=== What you will do ===
Copy the data starting at the line containing "insert-button[interactable]: ▼ (639, 132, 662, 156)" and ending at the line containing "menu-extras[interactable]: 其它 (313, 96, 341, 116)", renaming "section-title" to "section-label" and leaving everything else unchanged.

=== Excerpted data ===
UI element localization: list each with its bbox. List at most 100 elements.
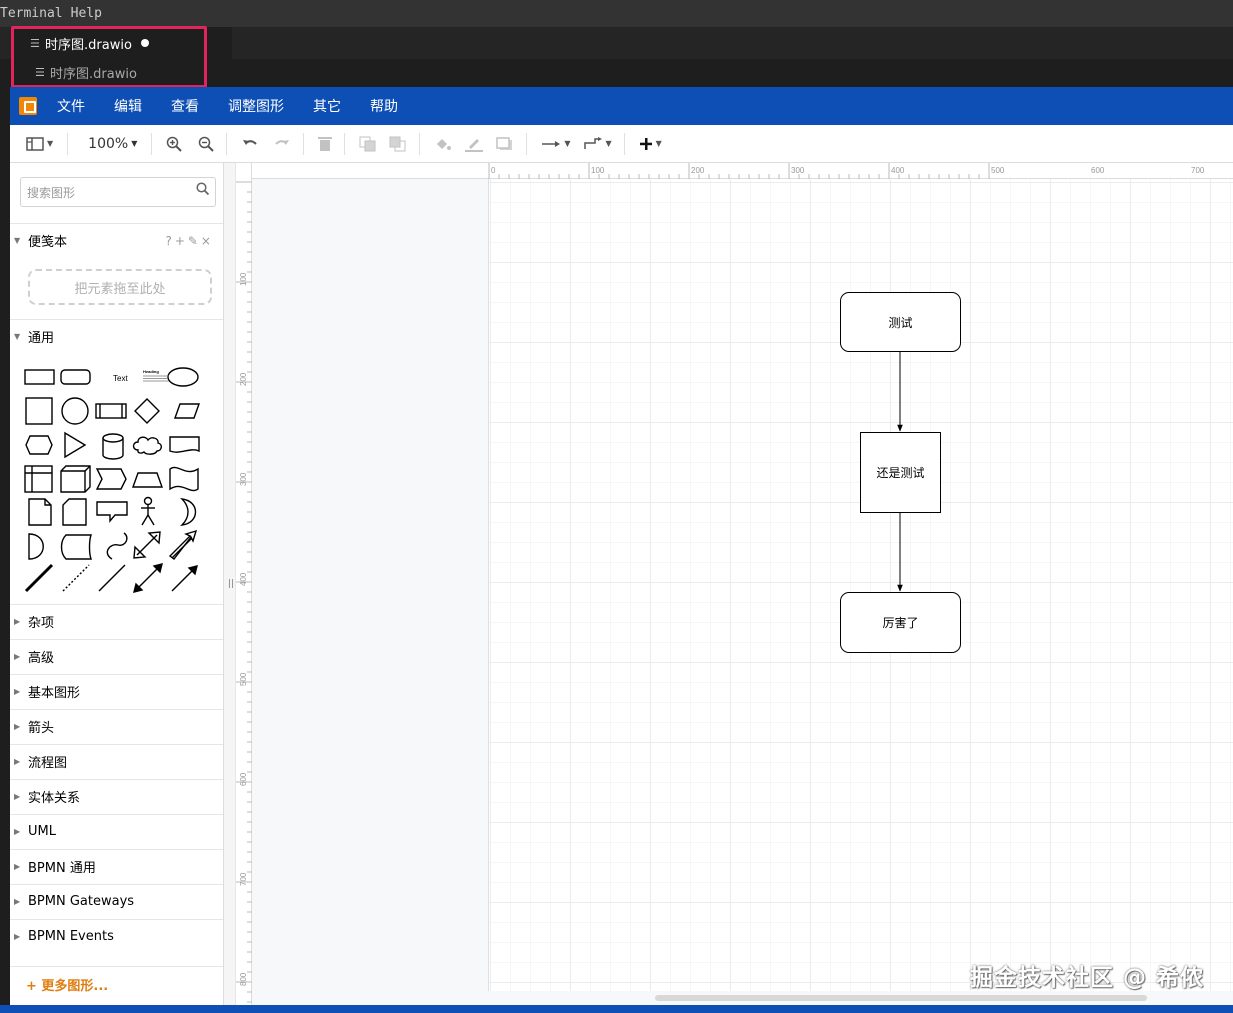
insert-button[interactable]: ▼ (639, 132, 662, 156)
bidirectional-arrow-shape[interactable] (133, 531, 161, 559)
actor-shape[interactable] (141, 496, 155, 526)
parallelogram-shape[interactable] (174, 403, 200, 419)
section-title: 实体关系 (28, 791, 81, 806)
note-shape[interactable] (28, 498, 52, 526)
menu-extras[interactable]: 其它 (313, 96, 341, 116)
menu-terminal[interactable]: Terminal (0, 6, 71, 21)
chevron-down-icon: ▼ (14, 236, 21, 245)
redo-button[interactable] (273, 132, 291, 156)
menu-edit[interactable]: 编辑 (114, 96, 142, 116)
sidebar-section[interactable]: ▶ 高级 (10, 639, 223, 673)
sidebar-splitter[interactable]: || (224, 163, 236, 1005)
chevron-down-icon: ▼ (14, 332, 21, 341)
rounded-rect-shape[interactable] (60, 369, 91, 385)
ruler-tick-label: 700 (239, 872, 248, 886)
ruler-tick-label: 500 (239, 672, 248, 686)
line-shape[interactable] (98, 564, 126, 592)
card-shape[interactable] (62, 498, 87, 526)
data-storage-shape[interactable] (60, 534, 92, 560)
diamond-shape[interactable] (134, 398, 160, 424)
more-shapes-link[interactable]: + 更多图形... (26, 975, 108, 994)
document-shape[interactable] (169, 436, 200, 453)
paint-bucket-icon (437, 138, 452, 150)
heading-shape[interactable]: Heading (143, 369, 159, 374)
circle-shape[interactable] (61, 397, 89, 425)
tape-shape[interactable] (169, 466, 199, 492)
pencil-icon (465, 138, 484, 152)
sidebar-section[interactable]: ▶ 实体关系 (10, 779, 223, 813)
fill-color-button[interactable] (434, 132, 452, 156)
trapezoid-shape[interactable] (132, 472, 163, 488)
breadcrumb-file[interactable]: 时序图.drawio (50, 63, 137, 82)
menu-help[interactable]: Help (71, 6, 110, 21)
delete-button[interactable] (318, 132, 333, 156)
line-color-button[interactable] (464, 132, 484, 156)
swimlane-shape[interactable] (24, 465, 53, 493)
text-shape[interactable]: Text (113, 374, 128, 383)
menu-file[interactable]: 文件 (57, 96, 85, 116)
zoom-out-button[interactable] (198, 132, 215, 156)
menu-view[interactable]: 查看 (171, 96, 199, 116)
cylinder-shape[interactable] (102, 433, 124, 460)
sidebar-section[interactable]: ▶ 杂项 (10, 604, 223, 638)
shape-search-input[interactable]: 搜索图形 (20, 177, 216, 207)
process-shape[interactable] (95, 403, 127, 419)
scratchpad-tools[interactable]: ?+✎× (165, 234, 214, 248)
shadow-button[interactable] (496, 132, 514, 156)
ellipse-shape[interactable] (167, 367, 199, 387)
sidebar-section[interactable]: ▶ UML (10, 814, 223, 848)
zoom-in-button[interactable] (166, 132, 183, 156)
directional-connector-shape[interactable] (171, 565, 198, 592)
undo-button[interactable] (241, 132, 259, 156)
section-title: BPMN Gateways (28, 894, 135, 909)
shadow-icon (496, 136, 513, 150)
sidebar-section[interactable]: ▶ BPMN Gateways (10, 884, 223, 918)
step-shape[interactable] (95, 468, 127, 490)
chevron-right-icon: ▶ (14, 687, 21, 696)
dotted-line-shape[interactable] (62, 564, 90, 592)
sidebar-section[interactable]: ▶ BPMN Events (10, 919, 223, 953)
section-general[interactable]: ▼ 通用 (10, 319, 223, 353)
connection-style-button[interactable]: ▼ (541, 132, 571, 156)
sidebar-section[interactable]: ▶ 流程图 (10, 744, 223, 778)
to-front-button[interactable] (359, 132, 377, 156)
thick-line-shape[interactable] (24, 563, 54, 593)
section-title: 基本图形 (28, 686, 81, 701)
ruler-tick-label: 800 (239, 972, 248, 986)
curve-shape[interactable] (106, 532, 128, 560)
diagram-node-awesome[interactable]: 厉害了 (840, 592, 961, 653)
cloud-shape[interactable] (132, 436, 162, 455)
chevron-down-icon: ▼ (47, 139, 54, 148)
drawio-logo-icon (19, 97, 37, 115)
bidirectional-connector-shape[interactable] (133, 563, 163, 593)
scratchpad-dropzone[interactable]: 把元素拖至此处 (28, 269, 212, 305)
menu-arrange[interactable]: 调整图形 (228, 96, 284, 116)
diagram-node-test[interactable]: 测试 (840, 292, 961, 352)
to-back-button[interactable] (389, 132, 407, 156)
waypoints-button[interactable]: ▼ (583, 132, 612, 156)
editor-tab-active[interactable]: ☰ 时序图.drawio (12, 27, 232, 59)
sidebar-section[interactable]: ▶ 基本图形 (10, 674, 223, 708)
sidebar-section[interactable]: ▶ 箭头 (10, 709, 223, 743)
rectangle-shape[interactable] (24, 369, 55, 385)
menu-help-drawio[interactable]: 帮助 (370, 96, 398, 116)
triangle-shape[interactable] (64, 431, 87, 459)
view-panels-button[interactable]: ▼ (26, 132, 53, 156)
or-shape[interactable] (180, 498, 197, 526)
arrow-shape[interactable] (168, 529, 198, 560)
hexagon-shape[interactable] (25, 435, 53, 455)
section-scratchpad[interactable]: ▼ 便笺本 ?+✎× (10, 223, 223, 257)
bottom-bar (0, 1005, 1233, 1013)
section-title: 高级 (28, 651, 55, 666)
zoom-select[interactable]: 100% ▼ (88, 132, 137, 156)
unsaved-dot-icon[interactable] (140, 39, 149, 47)
callout-shape[interactable] (96, 501, 128, 523)
sidebar-section[interactable]: ▶ BPMN 通用 (10, 849, 223, 883)
diagram-node-still-test[interactable]: 还是测试 (860, 432, 941, 513)
ruler-tick-label: 600 (1091, 166, 1105, 175)
delay-shape[interactable] (28, 533, 44, 560)
diagram-page[interactable]: 测试 还是测试 厉害了 (488, 179, 1233, 991)
horizontal-scrollbar[interactable] (655, 995, 1147, 1001)
cube-shape[interactable] (60, 465, 91, 493)
square-shape[interactable] (25, 397, 53, 425)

=== Correct answer ===
insert-button[interactable]: ▼ (639, 132, 662, 156)
bidirectional-arrow-shape[interactable] (133, 531, 161, 559)
actor-shape[interactable] (141, 496, 155, 526)
parallelogram-shape[interactable] (174, 403, 200, 419)
section-label: 实体关系 (28, 791, 81, 806)
note-shape[interactable] (28, 498, 52, 526)
menu-extras[interactable]: 其它 (313, 96, 341, 116)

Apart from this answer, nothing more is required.